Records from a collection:
────

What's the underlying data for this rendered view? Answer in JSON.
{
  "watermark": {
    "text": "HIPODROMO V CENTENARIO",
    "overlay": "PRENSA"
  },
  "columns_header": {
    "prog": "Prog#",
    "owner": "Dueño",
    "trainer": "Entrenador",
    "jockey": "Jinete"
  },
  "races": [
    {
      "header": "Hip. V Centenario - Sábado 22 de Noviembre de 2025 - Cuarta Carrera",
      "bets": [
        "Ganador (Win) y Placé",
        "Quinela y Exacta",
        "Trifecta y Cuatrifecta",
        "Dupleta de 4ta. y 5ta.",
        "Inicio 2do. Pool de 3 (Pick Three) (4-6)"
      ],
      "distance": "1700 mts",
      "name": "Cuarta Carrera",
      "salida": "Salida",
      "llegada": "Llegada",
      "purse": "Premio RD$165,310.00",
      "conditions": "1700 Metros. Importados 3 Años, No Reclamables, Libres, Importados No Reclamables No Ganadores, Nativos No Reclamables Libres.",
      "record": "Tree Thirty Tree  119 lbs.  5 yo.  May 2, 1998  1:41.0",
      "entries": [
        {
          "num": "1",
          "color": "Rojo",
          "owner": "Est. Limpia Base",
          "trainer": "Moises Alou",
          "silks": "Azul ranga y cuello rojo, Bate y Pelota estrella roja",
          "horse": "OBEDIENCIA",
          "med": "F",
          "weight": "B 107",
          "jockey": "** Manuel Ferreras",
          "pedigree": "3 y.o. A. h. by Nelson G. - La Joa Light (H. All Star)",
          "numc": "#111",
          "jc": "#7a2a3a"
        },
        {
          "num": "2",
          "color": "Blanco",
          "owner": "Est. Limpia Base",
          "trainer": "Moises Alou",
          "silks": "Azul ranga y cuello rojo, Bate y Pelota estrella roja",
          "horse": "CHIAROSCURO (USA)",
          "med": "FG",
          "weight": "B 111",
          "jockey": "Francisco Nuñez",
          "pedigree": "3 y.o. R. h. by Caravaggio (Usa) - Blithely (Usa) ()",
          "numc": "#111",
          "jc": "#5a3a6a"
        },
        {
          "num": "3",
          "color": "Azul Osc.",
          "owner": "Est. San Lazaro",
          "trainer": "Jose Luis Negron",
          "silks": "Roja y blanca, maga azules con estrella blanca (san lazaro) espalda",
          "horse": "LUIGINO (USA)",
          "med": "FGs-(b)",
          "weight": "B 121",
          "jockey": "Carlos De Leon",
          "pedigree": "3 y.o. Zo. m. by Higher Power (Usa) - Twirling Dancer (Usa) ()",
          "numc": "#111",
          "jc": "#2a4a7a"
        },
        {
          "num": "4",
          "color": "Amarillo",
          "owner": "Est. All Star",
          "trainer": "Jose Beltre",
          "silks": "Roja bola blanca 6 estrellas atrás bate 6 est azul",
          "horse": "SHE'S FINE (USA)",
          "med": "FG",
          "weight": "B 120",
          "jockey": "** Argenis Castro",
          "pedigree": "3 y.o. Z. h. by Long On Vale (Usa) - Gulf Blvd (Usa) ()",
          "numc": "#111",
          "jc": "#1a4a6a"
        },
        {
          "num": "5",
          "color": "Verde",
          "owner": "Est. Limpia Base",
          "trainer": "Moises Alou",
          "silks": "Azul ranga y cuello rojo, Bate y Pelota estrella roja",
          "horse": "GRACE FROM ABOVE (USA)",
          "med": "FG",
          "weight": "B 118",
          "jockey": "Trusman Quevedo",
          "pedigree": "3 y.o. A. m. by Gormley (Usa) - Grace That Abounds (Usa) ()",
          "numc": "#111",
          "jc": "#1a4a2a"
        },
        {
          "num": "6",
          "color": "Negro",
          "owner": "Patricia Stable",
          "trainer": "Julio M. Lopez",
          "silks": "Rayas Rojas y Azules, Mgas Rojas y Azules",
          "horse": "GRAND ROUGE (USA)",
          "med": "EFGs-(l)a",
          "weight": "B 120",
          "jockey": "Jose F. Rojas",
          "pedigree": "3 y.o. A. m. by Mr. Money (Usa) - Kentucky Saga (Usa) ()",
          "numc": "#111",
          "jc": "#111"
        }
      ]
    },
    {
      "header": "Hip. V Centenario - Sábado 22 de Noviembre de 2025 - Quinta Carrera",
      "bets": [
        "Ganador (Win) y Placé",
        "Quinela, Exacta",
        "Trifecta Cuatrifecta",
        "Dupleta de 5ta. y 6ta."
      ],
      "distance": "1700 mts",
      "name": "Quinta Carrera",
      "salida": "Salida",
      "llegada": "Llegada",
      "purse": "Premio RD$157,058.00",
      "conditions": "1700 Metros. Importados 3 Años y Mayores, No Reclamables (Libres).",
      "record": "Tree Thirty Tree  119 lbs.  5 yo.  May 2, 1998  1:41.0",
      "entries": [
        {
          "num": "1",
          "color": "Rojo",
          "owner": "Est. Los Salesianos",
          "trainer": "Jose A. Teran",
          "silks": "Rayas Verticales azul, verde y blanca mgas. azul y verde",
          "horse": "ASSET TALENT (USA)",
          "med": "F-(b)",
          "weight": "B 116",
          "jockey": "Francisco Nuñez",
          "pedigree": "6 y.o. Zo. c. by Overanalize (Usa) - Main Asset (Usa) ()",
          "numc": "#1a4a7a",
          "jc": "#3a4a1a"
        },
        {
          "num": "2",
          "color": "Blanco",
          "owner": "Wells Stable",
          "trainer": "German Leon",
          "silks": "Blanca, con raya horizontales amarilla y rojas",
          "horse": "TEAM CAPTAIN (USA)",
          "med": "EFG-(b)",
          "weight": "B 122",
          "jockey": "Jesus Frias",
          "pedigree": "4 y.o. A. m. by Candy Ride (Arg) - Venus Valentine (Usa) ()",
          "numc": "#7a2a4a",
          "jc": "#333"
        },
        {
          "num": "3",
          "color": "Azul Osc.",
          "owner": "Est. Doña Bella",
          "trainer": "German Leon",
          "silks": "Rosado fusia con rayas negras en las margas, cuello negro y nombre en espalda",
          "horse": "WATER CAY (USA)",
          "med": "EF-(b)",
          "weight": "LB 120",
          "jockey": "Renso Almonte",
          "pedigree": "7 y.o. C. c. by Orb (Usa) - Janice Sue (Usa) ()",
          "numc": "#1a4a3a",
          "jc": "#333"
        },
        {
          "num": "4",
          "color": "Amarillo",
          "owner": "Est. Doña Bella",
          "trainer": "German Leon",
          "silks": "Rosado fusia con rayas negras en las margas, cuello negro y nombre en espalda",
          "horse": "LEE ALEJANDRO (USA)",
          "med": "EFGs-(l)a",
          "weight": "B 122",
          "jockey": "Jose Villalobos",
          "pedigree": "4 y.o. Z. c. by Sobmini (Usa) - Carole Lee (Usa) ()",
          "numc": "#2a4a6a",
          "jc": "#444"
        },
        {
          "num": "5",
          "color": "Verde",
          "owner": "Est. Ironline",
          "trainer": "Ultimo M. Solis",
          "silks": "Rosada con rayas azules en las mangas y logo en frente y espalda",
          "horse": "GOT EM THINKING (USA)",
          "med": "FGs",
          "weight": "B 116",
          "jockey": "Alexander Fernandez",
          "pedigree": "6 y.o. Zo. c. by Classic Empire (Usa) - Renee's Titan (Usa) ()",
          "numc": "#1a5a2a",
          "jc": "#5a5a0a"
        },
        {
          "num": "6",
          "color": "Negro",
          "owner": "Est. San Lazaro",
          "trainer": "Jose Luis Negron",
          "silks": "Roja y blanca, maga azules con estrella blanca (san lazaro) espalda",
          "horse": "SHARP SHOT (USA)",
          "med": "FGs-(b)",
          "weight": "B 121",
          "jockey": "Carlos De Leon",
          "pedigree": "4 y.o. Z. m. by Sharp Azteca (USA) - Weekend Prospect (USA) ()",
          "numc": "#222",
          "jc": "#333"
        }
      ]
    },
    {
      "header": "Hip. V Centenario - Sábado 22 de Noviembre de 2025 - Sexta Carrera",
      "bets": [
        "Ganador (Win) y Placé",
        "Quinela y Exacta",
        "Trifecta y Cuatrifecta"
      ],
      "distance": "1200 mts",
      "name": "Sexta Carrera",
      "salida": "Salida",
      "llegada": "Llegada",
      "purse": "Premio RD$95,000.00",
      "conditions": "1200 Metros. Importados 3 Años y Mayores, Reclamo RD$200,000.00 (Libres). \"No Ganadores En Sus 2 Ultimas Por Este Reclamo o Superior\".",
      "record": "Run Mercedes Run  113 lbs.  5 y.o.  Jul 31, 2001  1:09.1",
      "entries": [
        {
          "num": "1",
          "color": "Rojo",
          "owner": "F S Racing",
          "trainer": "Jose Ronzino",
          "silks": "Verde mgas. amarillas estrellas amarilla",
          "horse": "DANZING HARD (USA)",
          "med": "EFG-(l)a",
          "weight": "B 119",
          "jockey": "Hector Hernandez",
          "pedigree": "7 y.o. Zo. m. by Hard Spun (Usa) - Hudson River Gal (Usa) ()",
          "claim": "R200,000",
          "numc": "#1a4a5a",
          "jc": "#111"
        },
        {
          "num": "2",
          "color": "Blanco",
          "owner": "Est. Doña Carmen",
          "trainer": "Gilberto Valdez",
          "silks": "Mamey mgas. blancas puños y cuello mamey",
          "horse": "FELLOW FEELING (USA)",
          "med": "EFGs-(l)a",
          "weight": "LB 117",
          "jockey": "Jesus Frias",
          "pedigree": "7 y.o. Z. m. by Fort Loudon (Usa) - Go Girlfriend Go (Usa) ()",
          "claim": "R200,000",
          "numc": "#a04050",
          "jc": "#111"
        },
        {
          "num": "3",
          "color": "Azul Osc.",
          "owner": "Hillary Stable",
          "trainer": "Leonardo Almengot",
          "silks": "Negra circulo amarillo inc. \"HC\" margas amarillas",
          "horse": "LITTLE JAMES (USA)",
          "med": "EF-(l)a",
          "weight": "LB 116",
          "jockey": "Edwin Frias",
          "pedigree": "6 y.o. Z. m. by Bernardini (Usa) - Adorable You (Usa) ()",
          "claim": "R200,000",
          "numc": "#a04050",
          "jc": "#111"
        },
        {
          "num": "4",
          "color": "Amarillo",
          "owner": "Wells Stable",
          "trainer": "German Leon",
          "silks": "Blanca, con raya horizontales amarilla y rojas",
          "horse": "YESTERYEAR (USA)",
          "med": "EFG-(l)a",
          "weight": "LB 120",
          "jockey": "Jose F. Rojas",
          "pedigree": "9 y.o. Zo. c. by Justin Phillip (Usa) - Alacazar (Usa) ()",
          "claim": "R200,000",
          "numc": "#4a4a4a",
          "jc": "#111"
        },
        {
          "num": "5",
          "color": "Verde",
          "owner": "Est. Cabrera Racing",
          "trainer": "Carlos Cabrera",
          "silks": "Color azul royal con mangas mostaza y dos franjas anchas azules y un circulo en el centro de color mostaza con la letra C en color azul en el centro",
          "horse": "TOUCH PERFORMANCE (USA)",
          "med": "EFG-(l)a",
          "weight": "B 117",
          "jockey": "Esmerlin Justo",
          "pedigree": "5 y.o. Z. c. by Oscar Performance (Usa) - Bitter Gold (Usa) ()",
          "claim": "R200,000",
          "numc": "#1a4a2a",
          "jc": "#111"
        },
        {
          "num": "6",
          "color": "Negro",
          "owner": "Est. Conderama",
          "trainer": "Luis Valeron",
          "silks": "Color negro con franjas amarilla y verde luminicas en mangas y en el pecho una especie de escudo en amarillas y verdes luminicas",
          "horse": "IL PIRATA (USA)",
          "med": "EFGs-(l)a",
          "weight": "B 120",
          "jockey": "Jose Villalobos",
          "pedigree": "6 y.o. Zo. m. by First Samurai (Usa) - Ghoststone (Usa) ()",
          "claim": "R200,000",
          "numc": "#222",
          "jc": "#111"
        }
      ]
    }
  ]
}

────

Stated task:
Only a number is wanted: how many lines contain "Importados"?

The output:
3